::: DATA TO USE :::

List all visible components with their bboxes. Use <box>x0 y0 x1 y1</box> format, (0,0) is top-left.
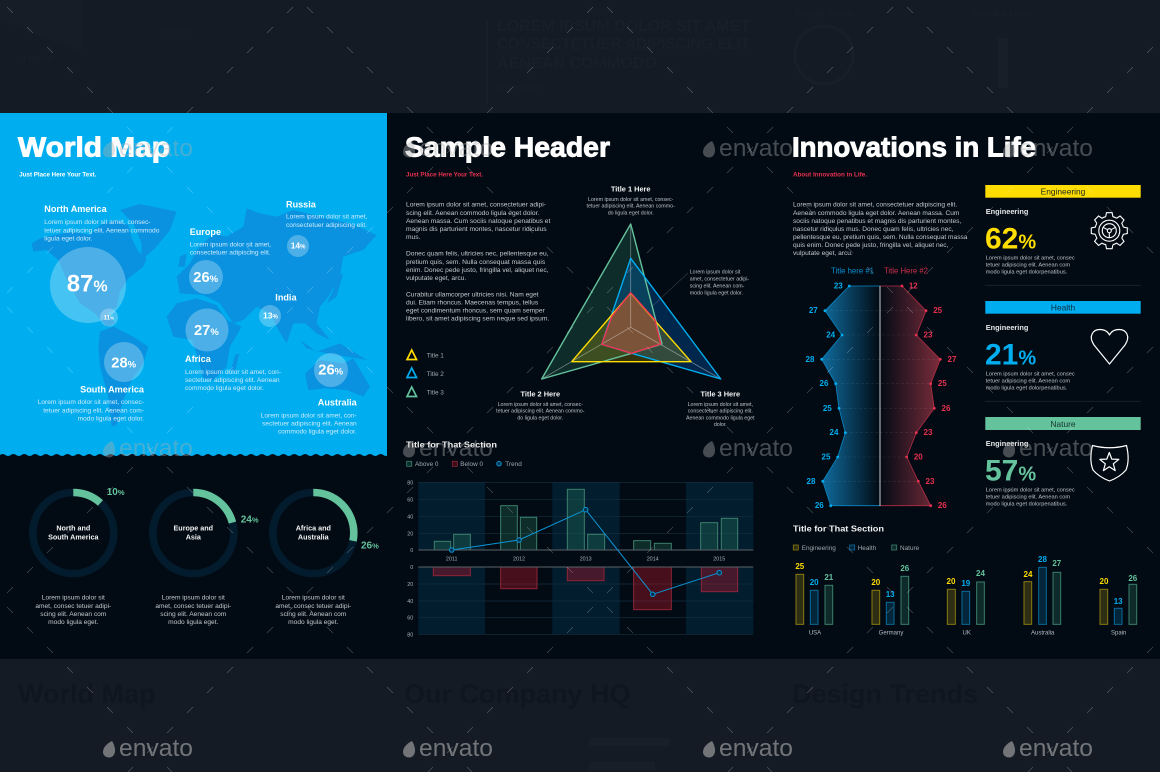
donut: north and south america: scing elit. Aenean com <box>40 611 107 618</box>
donut: europe and asia: Asia <box>186 533 202 542</box>
text: russia <box>286 199 368 229</box>
card: health: modo ligula eget dolorpenatibus. <box>986 386 1068 392</box>
ghost preview strip: bottom: World Map <box>18 679 156 709</box>
text: south america: tetuer adipiscing elit. Aenean com- <box>43 407 144 414</box>
mirror chart: 25 <box>822 452 831 462</box>
trend line <box>449 507 722 597</box>
bar chart legend: Engineering <box>802 545 836 552</box>
mirror chart: 23 <box>834 282 843 290</box>
subtitle: Just Place Here Your Text. <box>19 172 97 179</box>
label: title 1: Title 1 Here <box>611 185 651 194</box>
icon: heart <box>1091 330 1128 364</box>
bubble: europe: 26% <box>193 270 219 286</box>
label: title 3: consectetuer adipiscing elit. <box>688 409 753 415</box>
leader line <box>652 273 688 307</box>
text block <box>793 202 968 257</box>
bar chart: countries: 20 <box>810 578 819 587</box>
mirror chart: 27 <box>809 306 818 315</box>
text block: sociis natoque penatibus et magnis dis parturient montes, <box>793 218 961 225</box>
text: australia: sectetuer adipiscing elit. Aenean <box>262 420 357 427</box>
text: russia: consectetuer adipiscing elit. <box>286 222 367 229</box>
axis values: 40 <box>407 599 413 605</box>
axis values: 0 <box>410 548 413 554</box>
panel: donut charts <box>33 487 379 626</box>
ghost preview strip: bottom: Our Company HQ <box>404 679 631 709</box>
text: north america <box>44 204 160 242</box>
ghost preview strip: bottom: Design Trends <box>792 679 978 709</box>
bubble: russia <box>287 235 309 257</box>
watermark: envato logos: envato <box>119 735 193 762</box>
ghost preview strip: bottom <box>18 679 978 770</box>
label: title 2: tetuer adipiscing elit. Aenean commo- <box>496 409 585 415</box>
text: north america: Lorem ipsum dolor sit amet, consec- <box>44 219 151 226</box>
text block: intro: Aenean massa. Cum sociis natoque penatibus et <box>406 218 550 225</box>
bar chart: countries: 19 <box>961 579 971 588</box>
card: engineering: Engineering <box>986 207 1029 216</box>
title: world map: World Map <box>18 132 170 162</box>
mirror chart: 24 <box>826 330 836 340</box>
text block: pellentesque eu, pretium quis, sem. Nulla consequat massa <box>793 234 968 241</box>
panel: innovations in life <box>792 132 1141 636</box>
year labels: 2015 <box>713 556 725 562</box>
text block: intro: vulputate eget, arcu. <box>406 275 466 282</box>
bar chart: countries: Germany <box>879 630 903 636</box>
bar chart: countries: 20 <box>871 578 881 587</box>
text: australia: Lorem ipsum dolor sit amet, con- <box>261 412 357 419</box>
bar chart: countries: 24 <box>1024 570 1033 579</box>
donut: europe and asia: scing elit. Aenean com <box>160 611 227 618</box>
bar chart: countries: Spain <box>1111 630 1126 636</box>
mirror chart: 25 <box>823 404 832 413</box>
callout text: modo ligula eget dolor. <box>690 290 743 296</box>
donut: north and south america: Lorem ipsum dolor sit <box>42 595 105 602</box>
card: nature <box>985 417 1141 508</box>
donut: africa and australia: modo ligula eget. <box>288 619 339 626</box>
ghost preview strip: top: Triangle Charts <box>794 9 853 18</box>
bar chart legend: Nature <box>900 545 920 552</box>
text: australia: commodo ligula eget dolor. <box>278 428 357 435</box>
card: engineering: modo ligula eget dolorpenatibus. <box>986 270 1068 276</box>
panel: world map <box>0 113 387 458</box>
callout text: amet, consectetuer adipi- <box>690 276 749 282</box>
ghost preview strip: top: CONSECTETUER ADIPISCING ELIT <box>497 36 750 53</box>
donut: europe and asia: Europe and <box>174 523 213 532</box>
donut: africa and australia: amet, consec tetuer adipi- <box>275 603 351 610</box>
text block: intro: libero, sit amet adipiscing sem neque sed ipsum. <box>406 316 549 323</box>
map silhouette <box>32 204 377 427</box>
axis values: 20 <box>407 531 413 537</box>
main dark band <box>0 113 1160 659</box>
mirror chart: 26 <box>942 404 951 413</box>
card: nature: Lorem ipsum dolor sit amet, consec <box>986 488 1075 494</box>
text block: intro: Curabitur ullamcorper ultricies nisi. Nam eget <box>406 291 539 298</box>
bubble: russia: 14% <box>291 241 306 251</box>
card: health: Lorem ipsum dolor sit amet, consec <box>986 372 1075 378</box>
bubble: north america <box>50 247 126 323</box>
text: africa: Lorem ipsum dolor sit amet, con- <box>185 369 281 376</box>
donut: north and south america: 10% <box>107 487 125 498</box>
card: engineering: tetuer adipiscing elit. Aenean com <box>986 263 1070 269</box>
callout text <box>690 269 749 296</box>
bar chart: countries: 26 <box>1128 574 1138 583</box>
text: australia: Australia <box>318 398 358 408</box>
bars above zero <box>434 489 738 550</box>
bar chart: countries: USA <box>809 630 821 636</box>
mirror chart: 26 <box>820 379 829 388</box>
text: australia <box>261 398 358 435</box>
bubble: south america: 28% <box>111 355 137 371</box>
bar chart: countries <box>795 555 1138 636</box>
text block: intro: magnis dis parturient montes, nascetur ridiculus <box>406 226 547 233</box>
text block: Aenean commodo ligula eget dolor. Aenean massa. Cum <box>793 210 960 217</box>
year labels: 2012 <box>513 556 525 562</box>
bubble: north america: 87% <box>67 271 108 298</box>
mirror chart: Title Here #2 <box>884 266 928 275</box>
ghost preview strip: top <box>0 0 1030 104</box>
bar chart: countries: 24 <box>976 569 985 578</box>
text: north america: ligula eget dolor. <box>44 235 92 242</box>
axis values: 40 <box>407 514 413 520</box>
card: engineering: 62% <box>985 222 1036 255</box>
callout text: Lorem ipsum dolor sit <box>690 269 741 275</box>
mirror chart: 12 <box>909 282 918 290</box>
ghost preview strip: top: LOREM IPSUM DOLOR SIT AMET <box>497 18 750 35</box>
axis values: 60 <box>407 616 413 622</box>
text: russia: Russia <box>286 199 317 209</box>
mirror chart: 24 <box>830 428 839 437</box>
text block: intro: Lorem ipsum dolor sit amet, consectetuer adipi- <box>406 202 546 209</box>
callout text: scing elit. Aenean com- <box>690 283 745 289</box>
text block: intro: mus. <box>406 234 421 241</box>
card: health: 21% <box>985 338 1036 371</box>
divider <box>985 285 1141 401</box>
mirror chart <box>806 266 957 510</box>
watermark: envato logos: envato <box>419 135 493 162</box>
icon: shield with star <box>1091 446 1128 481</box>
mirror chart: 27 <box>948 355 957 364</box>
column chart legend: Above 0 <box>415 461 439 468</box>
label: title 3: Lorem ipsum dolor sit amet, <box>688 402 753 408</box>
mirror chart: Title here #1 <box>831 266 874 275</box>
card: health <box>985 301 1141 392</box>
mirror chart: 23 <box>924 428 933 437</box>
radar legend <box>407 350 444 396</box>
year labels: 2011 <box>446 556 457 562</box>
radar legend: Title 2 <box>427 371 444 378</box>
mirror chart: 25 <box>933 306 943 315</box>
bubble: india: 13% <box>263 311 278 321</box>
text block: intro: scing elit. Aenean commodo ligula eget dolor. <box>406 210 539 217</box>
bubble: australia: 26% <box>318 362 344 378</box>
text: africa: commodo ligula eget dolor. <box>185 385 264 392</box>
watermark: envato logos: envato <box>1019 735 1093 762</box>
donut: europe and asia: modo ligula eget. <box>168 619 219 626</box>
card: health: Engineering <box>986 323 1029 332</box>
bar chart: countries: 20 <box>1100 577 1109 586</box>
mirror chart: 28 <box>807 477 816 486</box>
watermark: envato logos: envato <box>419 735 493 762</box>
label: title 3: dolor. <box>714 422 727 428</box>
text: africa: sectetuer adipiscing elit. Aenean <box>185 377 280 384</box>
axis values: 60 <box>407 497 413 503</box>
label: title 1: do ligula eget dolor. <box>608 210 654 216</box>
text: north america: North America <box>44 204 108 214</box>
label: title 2 <box>496 390 585 421</box>
text block: quis enim. Donec pede justo, fringilla vel, aliquet nec, <box>793 242 949 249</box>
donut: europe and asia <box>153 492 259 626</box>
card: health: Health <box>1051 303 1075 313</box>
donut: africa and australia: Africa and <box>296 523 331 532</box>
text: north america: tetuer adipiscing elit. Aenean commodo <box>44 227 160 234</box>
mirror chart: 28 <box>806 355 815 364</box>
card: engineering: Lorem ipsum dolor sit amet, consec <box>986 256 1075 262</box>
card: health: tetuer adipiscing elit. Aenean com <box>986 379 1070 385</box>
watermark: envato logos: envato <box>119 435 193 462</box>
text block: intro <box>406 202 550 323</box>
bubble: central america <box>100 308 118 326</box>
text: south america <box>38 385 145 422</box>
title: innovations in life: Innovations in Life <box>792 132 1036 162</box>
bar chart legend <box>793 545 920 552</box>
bar chart: countries: Australia <box>1031 630 1055 636</box>
bar chart: countries: 20 <box>947 577 956 586</box>
radar chart <box>542 224 721 379</box>
ghost preview strip: top: AENEAN COMMODO <box>497 55 657 72</box>
subtitle: Just Place Here Your Text. <box>406 172 483 179</box>
label: title 1: tetuer adipiscing elit. Aenean commo- <box>587 204 675 210</box>
year labels: 2014 <box>647 556 659 562</box>
text block: nascetur ridiculus mus. Donec quam felis, ultricies nec, <box>793 226 954 233</box>
bar chart: countries: 21 <box>824 573 834 582</box>
text: africa <box>185 354 281 392</box>
axis values: 0 <box>410 565 413 571</box>
card: nature: Nature <box>1050 419 1076 429</box>
text: europe <box>190 227 271 256</box>
section heading: Title for That Section <box>793 524 884 534</box>
donut: north and south america: modo ligula eget. <box>48 619 99 626</box>
bubble: africa <box>186 308 228 352</box>
column chart legend: Trend <box>505 461 522 468</box>
bubble: central america: 11% <box>104 316 114 322</box>
bar chart: countries: 27 <box>1052 559 1062 568</box>
card: nature: tetuer adipiscing elit. Aenean com <box>986 495 1070 501</box>
text: south america: modo ligula eget dolor. <box>78 415 144 422</box>
card: engineering: Engineering <box>1041 187 1086 197</box>
text: russia: Lorem ipsum dolor sit amet, <box>286 214 368 221</box>
column chart legend: Below 0 <box>460 461 483 468</box>
text: south america: Lorem ipsum dolor sit amet, consec- <box>38 399 144 406</box>
label: title 3 <box>686 390 755 428</box>
bar chart: countries: 13 <box>1114 597 1123 606</box>
text: europe: Lorem ipsum dolor sit amet, <box>190 241 271 248</box>
bar chart: countries: 28 <box>1038 555 1047 564</box>
watermark: envato logos: envato <box>1019 435 1093 462</box>
label: title 3: Title 3 Here <box>700 390 740 399</box>
card: nature: 57% <box>985 454 1036 487</box>
bar chart legend: Health <box>858 545 877 552</box>
axis values <box>407 480 413 638</box>
donut: africa and australia <box>273 492 379 626</box>
watermark: envato logos: envato <box>719 135 793 162</box>
text block: Lorem ipsum dolor sit amet, consectetuer adipiscing elit. <box>793 202 957 209</box>
mirror chart: 23 <box>924 330 933 340</box>
bar chart: countries: 25 <box>795 562 805 571</box>
label: title 2: Title 2 Here <box>520 390 560 399</box>
text block: vulputate eget, arcu. <box>793 250 853 257</box>
bubble: australia <box>314 353 348 387</box>
donut: north and south america <box>33 487 125 626</box>
bubble: europe <box>189 260 223 294</box>
donut: africa and australia: 26% <box>361 541 379 552</box>
watermark: envato logos <box>103 135 1093 762</box>
label: title 3: Aenean commodo ligula eget <box>686 415 755 421</box>
mirror chart: 25 <box>938 379 947 388</box>
label: title 1 <box>587 185 675 216</box>
donut: europe and asia: Lorem ipsum dolor sit <box>162 595 225 602</box>
axis values: 20 <box>407 582 413 588</box>
bar chart: countries: 13 <box>886 590 895 599</box>
title: sample header: Sample Header <box>405 132 610 162</box>
label: title 1: Lorem ipsum dolor sit amet, consec- <box>588 197 674 203</box>
icon: gear <box>1091 213 1127 249</box>
bubble: africa: 27% <box>194 323 219 339</box>
mirror chart: 26 <box>815 501 824 510</box>
card: nature: Engineering <box>986 439 1029 448</box>
bars below zero <box>433 567 738 610</box>
label: title 2: Lorem ipsum dolor sit amet, consec- <box>498 402 583 408</box>
bar chart: countries: UK <box>963 630 971 636</box>
year labels: 2013 <box>580 556 592 562</box>
watermark: envato logos: envato <box>419 435 493 462</box>
axis values: 80 <box>407 632 413 638</box>
watermark: envato logos: envato <box>719 435 793 462</box>
subtitle: About Innovation in Life. <box>793 172 867 179</box>
ghost preview strip: top: Rounded Chart <box>972 9 1030 18</box>
text: south america: South America <box>80 385 145 395</box>
year labels <box>446 556 725 562</box>
mirror chart: 20 <box>914 452 923 462</box>
donut: north and south america: North and <box>56 523 90 532</box>
card: engineering <box>985 185 1141 276</box>
donut: north and south america: amet, consec tetuer adipi- <box>35 603 111 610</box>
section heading: Title for That Section <box>406 439 497 449</box>
mirror chart: 26 <box>938 501 947 510</box>
ghost preview strip: top: 4 500 230 <box>22 56 53 63</box>
text: africa: Africa <box>185 354 212 364</box>
chart background <box>418 482 753 634</box>
radar legend: Title 3 <box>427 390 444 396</box>
text: india: India <box>275 293 297 303</box>
watermark: envato logos: envato <box>1019 135 1093 162</box>
text block: intro: Donec quam felis, ultricies nec, pellentesque eu, <box>406 251 549 258</box>
bar chart: countries: 26 <box>900 564 910 573</box>
donut: europe and asia: amet, consec tetuer adipi- <box>155 603 231 610</box>
watermark: envato logos: envato <box>719 735 793 762</box>
text block: intro: eget condimentum rhoncus, sem quam semper <box>406 308 546 314</box>
ghost preview strip: top: 4 500 230 <box>160 28 191 35</box>
label: title 2: do ligula eget dolor. <box>517 415 563 421</box>
text block: intro: pretium quis, sem. Nulla consequat massa quis <box>406 259 546 266</box>
radar legend: Title 1 <box>427 352 444 360</box>
axis values: 80 <box>407 480 413 486</box>
mirror chart: 23 <box>926 477 935 486</box>
ghost preview strip: top: Lorem ipsum <box>497 84 541 91</box>
bubble: south america <box>104 342 144 382</box>
text block: intro: enim. Donec pede justo, fringilla vel, aliquet nec, <box>406 267 549 274</box>
bubble: india <box>259 305 281 327</box>
donut: europe and asia: 24% <box>241 515 259 526</box>
watermark: envato logos: envato <box>119 135 193 162</box>
donut: africa and australia: scing elit. Aenean com <box>280 611 347 618</box>
text: europe: consectetuer adipiscing elit. <box>190 249 271 256</box>
donut: africa and australia: Australia <box>298 533 330 542</box>
text: europe: Europe <box>190 227 221 237</box>
donut: north and south america: South America <box>48 533 100 542</box>
column chart legend <box>407 461 522 468</box>
column chart <box>407 480 753 638</box>
text block: intro: dui. Etiam rhoncus. Maecenas tempus, tellus <box>406 299 539 306</box>
panel: sample header <box>405 132 755 638</box>
donut: africa and australia: Lorem ipsum dolor sit <box>282 595 345 602</box>
card: nature: modo ligula eget dolorpenatibus. <box>986 502 1068 508</box>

:::

» WHAT IS EXPECTED: Write out the items without changes, beginning at the line that has "donut: north and south america: scing" and ending after the line that has "label: title 3: consectetuer".

» CORRECT ANSWER:
donut: north and south america: scing elit. Aenean com <box>40 611 107 618</box>
donut: europe and asia: Asia <box>186 533 202 542</box>
text: russia <box>286 199 368 229</box>
card: health: modo ligula eget dolorpenatibus. <box>986 386 1068 392</box>
ghost preview strip: bottom: World Map <box>18 679 156 709</box>
text: south america: tetuer adipiscing elit. Aenean com- <box>43 407 144 414</box>
mirror chart: 25 <box>822 452 831 462</box>
trend line <box>449 507 722 597</box>
bar chart legend: Engineering <box>802 545 836 552</box>
mirror chart: 23 <box>834 282 843 290</box>
subtitle: Just Place Here Your Text. <box>19 172 97 179</box>
label: title 1: Title 1 Here <box>611 185 651 194</box>
icon: heart <box>1091 330 1128 364</box>
bubble: europe: 26% <box>193 270 219 286</box>
label: title 3: consectetuer adipiscing elit. <box>688 409 753 415</box>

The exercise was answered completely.